1900s >> 1908 >> no-48-august-1908

Getting Socialism

There is much misunderstanding as to the meaning of the phrase “The coming Social Revolution” as used by Socialists. Many inquiring workers, befogged by the teaching of the I.L.P. and of other reforming bodies, complain that they cannot conceive of a comparatively sudden or “catastrophic” change carrying society from Capitalism into Socialism. Hence, it seems, some of the attempted justification of a “palliative” program—a means of sliding into Socialism while the masters are not looking, you know. (Socialism to come upon us “as a thief in the night,” was Mr. Keir Hardie’s felicitous phrase, I believe.)

This misunderstanding would appear to arise largely from an over-consumption of Blatchfordian “rational Socialism,” and of “Looking Backward”-” News from Nowhere” Utopianism —though these, perhaps, are the least noxious of I.L.P. teachings. Certainly, to wake up one morning in Capitalism, do a barricade “turn” and go to sleep that night in Morris’s blissful “Nowhere” is not what the Socialist means by “the coming Social Revolution.”

Say Marx and Engels in the “Communist Manifesto,”

“The first step in the revolution by the working class is to raise the proletariat to the position of a ruling class, to win the battle of democracy.
“The proletariat will use its political supremacy to wrest, by degrees, all capital from the bourgeoisie, to centralise all instruments of production in the hands of the State, i.e., of the proletariat organised as a ruling class (italics mine); and to increase the total of productive forces as rapidly as possible.
“Of course in the beginning, this cannot be effected except by means of despotic inroads on the rights of property, and on the conditions of bourgeois production ; by means of measures, therefore, which appear economically insufficient and untenable, but which in the course of the movement, outstrip themselves, necessitate further inroads upon the old social order, and are unavoidable as a means of entirely revolutionising the mode of production.”

Also in recent years Kautsky has said in his work “The Social Revolution” :

“It is therefore, the conquest of the powers of State by a hitherto oppressed class—in other words, the political revolution, which is an essential characteristic of the social revolution in its narrower sense, as opposed to social reform.”

Now to “raise the proletariat to the position of a ruling class”—”the conquest of the powers of State,” is conceivable.

That by dint of economic pressure and of Socialist propaganda and organisation the workers can vote themselves into “the position of a ruling class,” is conceivable.

That, given an organised, prepared, Socialist proletariat become the ruling class, its delegates can proceed to the enactment of transition measures (necessarily temporary) which in the aggregate will knock from under class-divided society its basis—private ownership and control of the means and instruments of production and distribution, thus causing the disappearance of classes, is, we hold, conceivable.

**Data excerpts**
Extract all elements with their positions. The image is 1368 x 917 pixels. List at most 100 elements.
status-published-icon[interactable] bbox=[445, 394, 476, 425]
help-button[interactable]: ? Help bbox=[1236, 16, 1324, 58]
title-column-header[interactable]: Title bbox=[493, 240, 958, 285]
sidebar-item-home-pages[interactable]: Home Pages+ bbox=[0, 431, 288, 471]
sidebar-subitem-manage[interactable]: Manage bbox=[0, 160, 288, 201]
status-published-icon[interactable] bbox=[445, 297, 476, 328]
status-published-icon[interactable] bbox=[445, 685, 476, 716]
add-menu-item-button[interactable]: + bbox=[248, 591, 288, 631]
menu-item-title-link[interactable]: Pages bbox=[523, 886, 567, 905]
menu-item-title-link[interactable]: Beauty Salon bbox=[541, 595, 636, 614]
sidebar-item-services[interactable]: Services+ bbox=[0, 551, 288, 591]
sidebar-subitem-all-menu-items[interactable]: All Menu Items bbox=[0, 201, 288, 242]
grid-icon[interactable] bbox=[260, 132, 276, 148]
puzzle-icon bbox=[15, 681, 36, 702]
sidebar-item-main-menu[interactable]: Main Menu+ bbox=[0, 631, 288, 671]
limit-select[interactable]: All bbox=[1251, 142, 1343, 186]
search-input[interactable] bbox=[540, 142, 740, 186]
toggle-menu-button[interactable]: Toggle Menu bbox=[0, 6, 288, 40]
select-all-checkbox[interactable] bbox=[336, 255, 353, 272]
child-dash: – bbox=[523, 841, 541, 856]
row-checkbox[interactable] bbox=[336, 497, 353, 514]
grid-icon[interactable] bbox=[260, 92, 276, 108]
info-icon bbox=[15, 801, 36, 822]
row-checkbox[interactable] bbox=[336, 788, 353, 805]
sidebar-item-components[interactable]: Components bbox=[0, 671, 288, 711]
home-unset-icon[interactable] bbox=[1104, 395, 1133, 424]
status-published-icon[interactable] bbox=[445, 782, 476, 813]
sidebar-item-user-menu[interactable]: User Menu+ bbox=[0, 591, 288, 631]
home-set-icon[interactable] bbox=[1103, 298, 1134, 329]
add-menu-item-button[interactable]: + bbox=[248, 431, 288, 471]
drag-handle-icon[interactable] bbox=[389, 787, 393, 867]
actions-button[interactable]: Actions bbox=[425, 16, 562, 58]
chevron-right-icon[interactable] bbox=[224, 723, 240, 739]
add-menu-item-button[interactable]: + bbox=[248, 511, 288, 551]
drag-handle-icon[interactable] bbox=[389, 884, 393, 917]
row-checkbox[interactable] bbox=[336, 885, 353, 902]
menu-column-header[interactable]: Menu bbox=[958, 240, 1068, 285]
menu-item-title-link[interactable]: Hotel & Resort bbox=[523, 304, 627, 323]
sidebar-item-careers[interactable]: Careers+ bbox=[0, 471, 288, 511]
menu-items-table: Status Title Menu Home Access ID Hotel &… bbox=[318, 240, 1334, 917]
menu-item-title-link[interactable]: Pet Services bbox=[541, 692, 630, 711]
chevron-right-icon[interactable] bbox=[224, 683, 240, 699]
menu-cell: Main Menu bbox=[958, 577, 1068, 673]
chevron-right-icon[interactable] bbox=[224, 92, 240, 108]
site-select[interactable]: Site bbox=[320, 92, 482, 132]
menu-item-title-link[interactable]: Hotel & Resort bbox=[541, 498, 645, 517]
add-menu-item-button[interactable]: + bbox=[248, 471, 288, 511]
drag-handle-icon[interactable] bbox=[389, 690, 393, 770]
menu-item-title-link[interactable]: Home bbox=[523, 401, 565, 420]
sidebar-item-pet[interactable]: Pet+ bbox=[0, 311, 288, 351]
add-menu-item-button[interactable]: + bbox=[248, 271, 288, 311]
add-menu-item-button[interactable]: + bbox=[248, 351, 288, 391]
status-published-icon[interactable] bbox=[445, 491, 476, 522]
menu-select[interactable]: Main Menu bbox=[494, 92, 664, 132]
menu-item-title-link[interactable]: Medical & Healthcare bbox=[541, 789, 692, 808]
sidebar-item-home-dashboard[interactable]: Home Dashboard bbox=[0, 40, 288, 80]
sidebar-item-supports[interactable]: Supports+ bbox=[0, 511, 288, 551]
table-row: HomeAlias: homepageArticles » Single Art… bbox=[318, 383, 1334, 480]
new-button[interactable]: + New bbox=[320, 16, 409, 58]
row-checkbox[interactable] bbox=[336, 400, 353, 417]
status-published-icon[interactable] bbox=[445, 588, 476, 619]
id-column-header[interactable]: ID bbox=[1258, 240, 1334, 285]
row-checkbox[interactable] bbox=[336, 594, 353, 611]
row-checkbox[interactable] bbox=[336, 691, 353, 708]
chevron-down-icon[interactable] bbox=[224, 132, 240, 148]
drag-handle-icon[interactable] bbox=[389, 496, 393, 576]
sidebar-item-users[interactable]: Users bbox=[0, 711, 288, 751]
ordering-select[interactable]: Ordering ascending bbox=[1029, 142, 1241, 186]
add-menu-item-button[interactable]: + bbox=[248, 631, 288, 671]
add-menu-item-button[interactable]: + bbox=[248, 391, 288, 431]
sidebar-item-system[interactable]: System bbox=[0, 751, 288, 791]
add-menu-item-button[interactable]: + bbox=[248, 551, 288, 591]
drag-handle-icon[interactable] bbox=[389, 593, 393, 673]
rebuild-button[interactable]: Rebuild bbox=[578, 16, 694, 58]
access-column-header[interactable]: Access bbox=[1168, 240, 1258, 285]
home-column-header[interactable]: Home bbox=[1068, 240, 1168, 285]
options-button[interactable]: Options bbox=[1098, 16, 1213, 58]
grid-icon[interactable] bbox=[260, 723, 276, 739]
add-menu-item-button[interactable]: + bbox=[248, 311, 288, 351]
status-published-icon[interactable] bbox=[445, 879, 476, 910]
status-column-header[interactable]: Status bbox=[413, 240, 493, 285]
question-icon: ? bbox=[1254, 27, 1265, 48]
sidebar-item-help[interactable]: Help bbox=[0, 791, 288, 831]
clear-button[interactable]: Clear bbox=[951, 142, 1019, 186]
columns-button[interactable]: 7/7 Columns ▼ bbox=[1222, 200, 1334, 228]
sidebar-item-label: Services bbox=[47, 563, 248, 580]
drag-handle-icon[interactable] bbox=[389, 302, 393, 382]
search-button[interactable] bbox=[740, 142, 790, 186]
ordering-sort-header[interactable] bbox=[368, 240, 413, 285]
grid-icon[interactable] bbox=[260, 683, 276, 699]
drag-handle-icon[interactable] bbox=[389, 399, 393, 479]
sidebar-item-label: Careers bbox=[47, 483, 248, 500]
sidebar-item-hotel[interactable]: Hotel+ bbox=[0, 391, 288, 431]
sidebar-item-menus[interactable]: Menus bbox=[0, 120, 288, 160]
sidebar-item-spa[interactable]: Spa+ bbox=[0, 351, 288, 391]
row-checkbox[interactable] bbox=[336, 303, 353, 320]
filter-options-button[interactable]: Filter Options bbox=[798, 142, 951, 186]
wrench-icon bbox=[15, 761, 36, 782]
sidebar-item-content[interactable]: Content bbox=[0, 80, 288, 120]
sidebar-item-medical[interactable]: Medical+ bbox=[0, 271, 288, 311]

**Tasks to complete**
A: Which written works does the article name by title? List every one.
B: Answer these about the article:
(i) Whose teaching, along with that of other reforming bodies, has befogged many inquiring workers?
(ii) In the quoted passage from the "Communist Manifesto," what is the first step in the revolution by the working class?
(iii) In the Kautsky quotation, what is an essential characteristic of the social revolution in its narrower sense?
C: Can you copy a passage from the article word for word? Begin at the words "There is much" and stop after "phrase, I believe.)".
The entries above come from a separate source, not from the article.

**Solutions to each task**
A:
"Looking Backward"
"News from Nowhere"
"Communist Manifesto"
"The Social Revolution"

B:
(i) The I.L.P.
(ii) To raise the proletariat to the position of a ruling class, to win the battle of democracy.
(iii) The political revolution, which is the conquest of the powers of State by a hitherto oppressed class.

C:
There is much misunderstanding as to the meaning of the phrase “The coming Social Revolution” as used by Socialists. Many inquiring workers, befogged by the teaching of the I.L.P. and of other reforming bodies, complain that they cannot conceive of a comparatively sudden or “catastrophic” change carrying society from Capitalism into Socialism. Hence, it seems, some of the attempted justification of a “palliative” program—a means of sliding into Socialism while the masters are not looking, you know. (Socialism to come upon us “as a thief in the night,” was Mr. Keir Hardie’s felicitous phrase, I believe.)